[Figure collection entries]
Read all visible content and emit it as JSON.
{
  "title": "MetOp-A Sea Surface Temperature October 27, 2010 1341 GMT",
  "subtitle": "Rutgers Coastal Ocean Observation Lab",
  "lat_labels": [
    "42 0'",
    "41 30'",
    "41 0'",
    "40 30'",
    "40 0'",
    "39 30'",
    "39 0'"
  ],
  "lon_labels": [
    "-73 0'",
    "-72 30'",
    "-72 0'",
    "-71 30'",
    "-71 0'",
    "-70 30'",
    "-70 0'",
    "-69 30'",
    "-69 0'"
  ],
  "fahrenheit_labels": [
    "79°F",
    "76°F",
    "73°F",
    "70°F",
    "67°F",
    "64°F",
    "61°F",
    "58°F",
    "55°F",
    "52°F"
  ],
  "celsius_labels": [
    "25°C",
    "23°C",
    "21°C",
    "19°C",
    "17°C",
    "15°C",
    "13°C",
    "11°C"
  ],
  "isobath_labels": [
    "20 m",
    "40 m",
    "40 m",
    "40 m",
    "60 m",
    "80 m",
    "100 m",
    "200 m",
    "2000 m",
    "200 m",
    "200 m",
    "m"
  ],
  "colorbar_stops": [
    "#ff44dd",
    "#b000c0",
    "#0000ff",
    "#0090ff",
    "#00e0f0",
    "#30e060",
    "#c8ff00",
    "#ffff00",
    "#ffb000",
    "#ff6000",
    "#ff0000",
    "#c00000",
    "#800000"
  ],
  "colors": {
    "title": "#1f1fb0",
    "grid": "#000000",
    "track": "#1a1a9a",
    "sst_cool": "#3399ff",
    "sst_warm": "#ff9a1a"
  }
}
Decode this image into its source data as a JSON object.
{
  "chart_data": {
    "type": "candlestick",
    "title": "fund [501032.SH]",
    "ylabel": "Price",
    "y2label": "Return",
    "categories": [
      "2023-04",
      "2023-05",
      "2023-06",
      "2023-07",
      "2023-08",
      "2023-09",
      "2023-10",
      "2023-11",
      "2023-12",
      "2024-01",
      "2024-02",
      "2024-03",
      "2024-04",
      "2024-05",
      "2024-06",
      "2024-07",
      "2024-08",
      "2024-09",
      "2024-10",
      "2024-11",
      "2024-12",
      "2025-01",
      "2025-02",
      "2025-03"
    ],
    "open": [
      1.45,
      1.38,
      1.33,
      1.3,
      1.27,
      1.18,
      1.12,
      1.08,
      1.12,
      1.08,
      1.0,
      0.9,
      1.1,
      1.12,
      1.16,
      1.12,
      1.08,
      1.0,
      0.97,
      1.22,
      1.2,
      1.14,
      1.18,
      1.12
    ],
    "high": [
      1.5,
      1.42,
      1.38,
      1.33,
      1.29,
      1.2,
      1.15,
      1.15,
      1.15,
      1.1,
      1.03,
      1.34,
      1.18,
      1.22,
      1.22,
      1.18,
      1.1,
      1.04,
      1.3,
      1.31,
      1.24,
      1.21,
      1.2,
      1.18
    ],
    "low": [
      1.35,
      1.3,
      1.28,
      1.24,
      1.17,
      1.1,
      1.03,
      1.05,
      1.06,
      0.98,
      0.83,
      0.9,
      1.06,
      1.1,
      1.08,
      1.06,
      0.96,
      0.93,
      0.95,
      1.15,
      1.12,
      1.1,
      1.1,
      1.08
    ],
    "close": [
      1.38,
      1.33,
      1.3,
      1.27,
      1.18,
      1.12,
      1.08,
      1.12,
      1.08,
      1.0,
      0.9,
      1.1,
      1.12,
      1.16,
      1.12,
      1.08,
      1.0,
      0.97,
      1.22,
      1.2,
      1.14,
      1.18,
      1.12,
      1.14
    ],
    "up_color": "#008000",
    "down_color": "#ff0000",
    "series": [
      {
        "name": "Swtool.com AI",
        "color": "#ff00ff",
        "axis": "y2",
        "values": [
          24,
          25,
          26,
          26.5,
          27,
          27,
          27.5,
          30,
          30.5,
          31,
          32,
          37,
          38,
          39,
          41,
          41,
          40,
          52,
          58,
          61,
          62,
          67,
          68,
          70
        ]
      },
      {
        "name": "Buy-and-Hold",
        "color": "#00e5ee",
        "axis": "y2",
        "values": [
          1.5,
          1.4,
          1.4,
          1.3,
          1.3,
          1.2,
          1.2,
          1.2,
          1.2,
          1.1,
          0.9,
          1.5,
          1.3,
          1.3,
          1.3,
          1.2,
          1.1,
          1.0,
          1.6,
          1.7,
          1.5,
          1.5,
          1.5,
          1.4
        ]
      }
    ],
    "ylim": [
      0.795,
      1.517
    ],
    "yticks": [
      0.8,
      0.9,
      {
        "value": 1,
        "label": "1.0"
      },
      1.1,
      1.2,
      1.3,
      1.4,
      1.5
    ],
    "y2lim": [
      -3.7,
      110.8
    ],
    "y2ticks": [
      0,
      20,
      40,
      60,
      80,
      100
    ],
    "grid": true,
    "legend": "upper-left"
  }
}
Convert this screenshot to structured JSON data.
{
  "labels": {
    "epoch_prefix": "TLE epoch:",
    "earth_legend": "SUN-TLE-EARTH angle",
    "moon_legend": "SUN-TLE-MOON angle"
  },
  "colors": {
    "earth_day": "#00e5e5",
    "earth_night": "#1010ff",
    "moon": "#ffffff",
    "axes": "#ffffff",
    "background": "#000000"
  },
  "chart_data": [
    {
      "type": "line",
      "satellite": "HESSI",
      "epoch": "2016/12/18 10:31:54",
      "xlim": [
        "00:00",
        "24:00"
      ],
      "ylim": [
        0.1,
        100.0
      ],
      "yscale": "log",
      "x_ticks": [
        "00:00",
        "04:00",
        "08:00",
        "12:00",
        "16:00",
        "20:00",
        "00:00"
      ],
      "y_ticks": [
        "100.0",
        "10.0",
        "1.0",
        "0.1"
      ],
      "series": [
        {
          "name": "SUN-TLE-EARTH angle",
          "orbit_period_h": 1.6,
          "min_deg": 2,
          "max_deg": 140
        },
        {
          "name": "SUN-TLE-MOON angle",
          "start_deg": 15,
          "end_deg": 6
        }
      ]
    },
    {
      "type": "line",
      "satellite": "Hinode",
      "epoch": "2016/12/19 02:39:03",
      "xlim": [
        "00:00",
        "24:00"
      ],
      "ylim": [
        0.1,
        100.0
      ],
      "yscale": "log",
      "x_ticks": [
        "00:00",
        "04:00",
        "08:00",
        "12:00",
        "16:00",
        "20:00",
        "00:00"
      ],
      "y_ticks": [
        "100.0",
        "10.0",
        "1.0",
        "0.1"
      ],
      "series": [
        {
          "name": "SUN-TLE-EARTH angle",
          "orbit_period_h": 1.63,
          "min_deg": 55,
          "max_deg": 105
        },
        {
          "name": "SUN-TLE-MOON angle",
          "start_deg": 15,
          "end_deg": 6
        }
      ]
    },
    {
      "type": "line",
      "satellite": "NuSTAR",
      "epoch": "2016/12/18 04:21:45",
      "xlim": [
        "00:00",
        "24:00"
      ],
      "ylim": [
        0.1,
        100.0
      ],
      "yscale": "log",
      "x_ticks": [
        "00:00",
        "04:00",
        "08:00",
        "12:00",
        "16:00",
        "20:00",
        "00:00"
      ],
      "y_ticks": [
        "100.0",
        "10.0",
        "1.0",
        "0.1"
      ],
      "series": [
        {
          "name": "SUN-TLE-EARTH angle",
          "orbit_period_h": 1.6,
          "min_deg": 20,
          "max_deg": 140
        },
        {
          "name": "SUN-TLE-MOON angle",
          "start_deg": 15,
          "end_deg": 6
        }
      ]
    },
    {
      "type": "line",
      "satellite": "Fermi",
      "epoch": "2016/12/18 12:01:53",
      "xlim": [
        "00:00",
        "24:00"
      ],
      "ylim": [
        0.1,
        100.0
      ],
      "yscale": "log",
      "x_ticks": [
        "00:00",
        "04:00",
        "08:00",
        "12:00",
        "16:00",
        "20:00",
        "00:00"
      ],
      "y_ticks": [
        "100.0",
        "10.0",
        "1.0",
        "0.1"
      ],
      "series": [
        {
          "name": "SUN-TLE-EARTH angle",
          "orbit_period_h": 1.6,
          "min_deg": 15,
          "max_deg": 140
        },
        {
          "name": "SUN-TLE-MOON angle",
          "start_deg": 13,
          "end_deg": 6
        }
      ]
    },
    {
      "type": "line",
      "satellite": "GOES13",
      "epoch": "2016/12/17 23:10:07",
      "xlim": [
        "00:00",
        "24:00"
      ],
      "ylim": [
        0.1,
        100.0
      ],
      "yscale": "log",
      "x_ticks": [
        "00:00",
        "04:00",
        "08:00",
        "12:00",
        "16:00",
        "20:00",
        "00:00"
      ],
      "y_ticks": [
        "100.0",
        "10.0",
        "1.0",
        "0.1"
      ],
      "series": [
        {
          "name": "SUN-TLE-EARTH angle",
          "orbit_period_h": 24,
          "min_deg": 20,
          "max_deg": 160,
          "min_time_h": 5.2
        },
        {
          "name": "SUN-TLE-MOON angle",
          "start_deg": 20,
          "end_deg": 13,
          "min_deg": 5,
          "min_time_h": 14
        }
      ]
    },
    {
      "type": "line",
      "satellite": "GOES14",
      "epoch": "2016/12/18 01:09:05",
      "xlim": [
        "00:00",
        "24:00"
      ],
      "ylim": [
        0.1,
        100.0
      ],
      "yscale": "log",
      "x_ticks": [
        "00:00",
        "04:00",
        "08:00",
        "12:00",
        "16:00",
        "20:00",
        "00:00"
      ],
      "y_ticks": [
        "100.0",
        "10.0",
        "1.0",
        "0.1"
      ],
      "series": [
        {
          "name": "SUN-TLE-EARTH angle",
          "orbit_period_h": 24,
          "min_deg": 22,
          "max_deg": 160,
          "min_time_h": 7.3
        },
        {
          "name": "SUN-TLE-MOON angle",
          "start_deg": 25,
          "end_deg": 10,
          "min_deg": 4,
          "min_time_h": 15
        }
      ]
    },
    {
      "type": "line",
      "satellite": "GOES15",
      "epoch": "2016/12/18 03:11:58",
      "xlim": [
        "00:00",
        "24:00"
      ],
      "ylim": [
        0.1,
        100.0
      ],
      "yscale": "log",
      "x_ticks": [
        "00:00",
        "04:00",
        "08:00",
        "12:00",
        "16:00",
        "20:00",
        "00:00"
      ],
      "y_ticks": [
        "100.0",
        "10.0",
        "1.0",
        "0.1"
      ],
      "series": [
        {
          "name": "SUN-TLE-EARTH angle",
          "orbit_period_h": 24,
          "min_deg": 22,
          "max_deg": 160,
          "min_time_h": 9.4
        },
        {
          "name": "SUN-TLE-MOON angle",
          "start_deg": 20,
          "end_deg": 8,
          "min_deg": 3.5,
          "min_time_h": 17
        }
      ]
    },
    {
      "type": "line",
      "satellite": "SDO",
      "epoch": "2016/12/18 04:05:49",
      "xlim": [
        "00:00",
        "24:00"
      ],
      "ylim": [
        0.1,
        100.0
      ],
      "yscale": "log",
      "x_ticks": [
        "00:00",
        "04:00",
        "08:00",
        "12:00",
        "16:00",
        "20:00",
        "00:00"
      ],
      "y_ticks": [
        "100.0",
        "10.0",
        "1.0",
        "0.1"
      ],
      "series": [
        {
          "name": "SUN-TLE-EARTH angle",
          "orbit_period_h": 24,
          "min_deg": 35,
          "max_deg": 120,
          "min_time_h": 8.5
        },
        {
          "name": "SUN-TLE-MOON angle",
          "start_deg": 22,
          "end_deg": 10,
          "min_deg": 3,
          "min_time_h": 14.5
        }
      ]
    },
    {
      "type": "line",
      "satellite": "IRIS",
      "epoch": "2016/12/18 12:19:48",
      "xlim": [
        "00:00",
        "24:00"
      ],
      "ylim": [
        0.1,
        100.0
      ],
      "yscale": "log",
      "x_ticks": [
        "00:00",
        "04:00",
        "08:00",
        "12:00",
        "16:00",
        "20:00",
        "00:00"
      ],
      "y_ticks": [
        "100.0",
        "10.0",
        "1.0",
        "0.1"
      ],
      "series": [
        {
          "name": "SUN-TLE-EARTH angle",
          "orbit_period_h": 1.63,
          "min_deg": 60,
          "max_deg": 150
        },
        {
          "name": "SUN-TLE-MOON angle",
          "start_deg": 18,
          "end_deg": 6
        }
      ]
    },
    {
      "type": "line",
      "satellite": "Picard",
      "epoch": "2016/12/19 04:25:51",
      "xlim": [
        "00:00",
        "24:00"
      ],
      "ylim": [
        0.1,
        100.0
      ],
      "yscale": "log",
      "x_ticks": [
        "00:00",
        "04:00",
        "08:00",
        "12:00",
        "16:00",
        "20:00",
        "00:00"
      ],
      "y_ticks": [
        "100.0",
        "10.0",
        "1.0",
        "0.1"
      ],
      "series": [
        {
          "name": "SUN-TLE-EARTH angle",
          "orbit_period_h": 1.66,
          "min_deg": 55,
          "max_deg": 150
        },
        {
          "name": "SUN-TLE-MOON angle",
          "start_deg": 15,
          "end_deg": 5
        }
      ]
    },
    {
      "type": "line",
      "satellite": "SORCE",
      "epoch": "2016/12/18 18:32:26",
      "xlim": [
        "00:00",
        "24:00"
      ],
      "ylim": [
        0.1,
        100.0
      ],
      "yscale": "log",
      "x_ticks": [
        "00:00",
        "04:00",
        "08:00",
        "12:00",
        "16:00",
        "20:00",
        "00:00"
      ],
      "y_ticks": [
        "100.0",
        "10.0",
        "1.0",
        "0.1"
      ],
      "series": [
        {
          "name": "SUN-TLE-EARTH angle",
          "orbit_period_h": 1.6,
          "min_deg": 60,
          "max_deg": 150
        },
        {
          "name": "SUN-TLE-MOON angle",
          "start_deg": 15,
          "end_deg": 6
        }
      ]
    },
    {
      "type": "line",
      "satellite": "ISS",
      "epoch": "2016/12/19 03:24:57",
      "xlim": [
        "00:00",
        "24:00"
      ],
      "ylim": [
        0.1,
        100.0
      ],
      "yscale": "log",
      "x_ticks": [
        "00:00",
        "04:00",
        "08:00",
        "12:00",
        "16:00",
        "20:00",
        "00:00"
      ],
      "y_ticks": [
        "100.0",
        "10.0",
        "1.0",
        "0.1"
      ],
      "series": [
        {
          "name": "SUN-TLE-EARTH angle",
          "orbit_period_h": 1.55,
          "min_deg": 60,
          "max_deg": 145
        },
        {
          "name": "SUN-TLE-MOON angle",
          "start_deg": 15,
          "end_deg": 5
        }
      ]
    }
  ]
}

• [PROBLEM DESCRIPTION]:
Using the records above, gather all lines where the string "this" is present.

• [SOLVED EXERCISE]:
Decode this image into its source data as a JSON object.
Convert this screenshot to structured JSON data.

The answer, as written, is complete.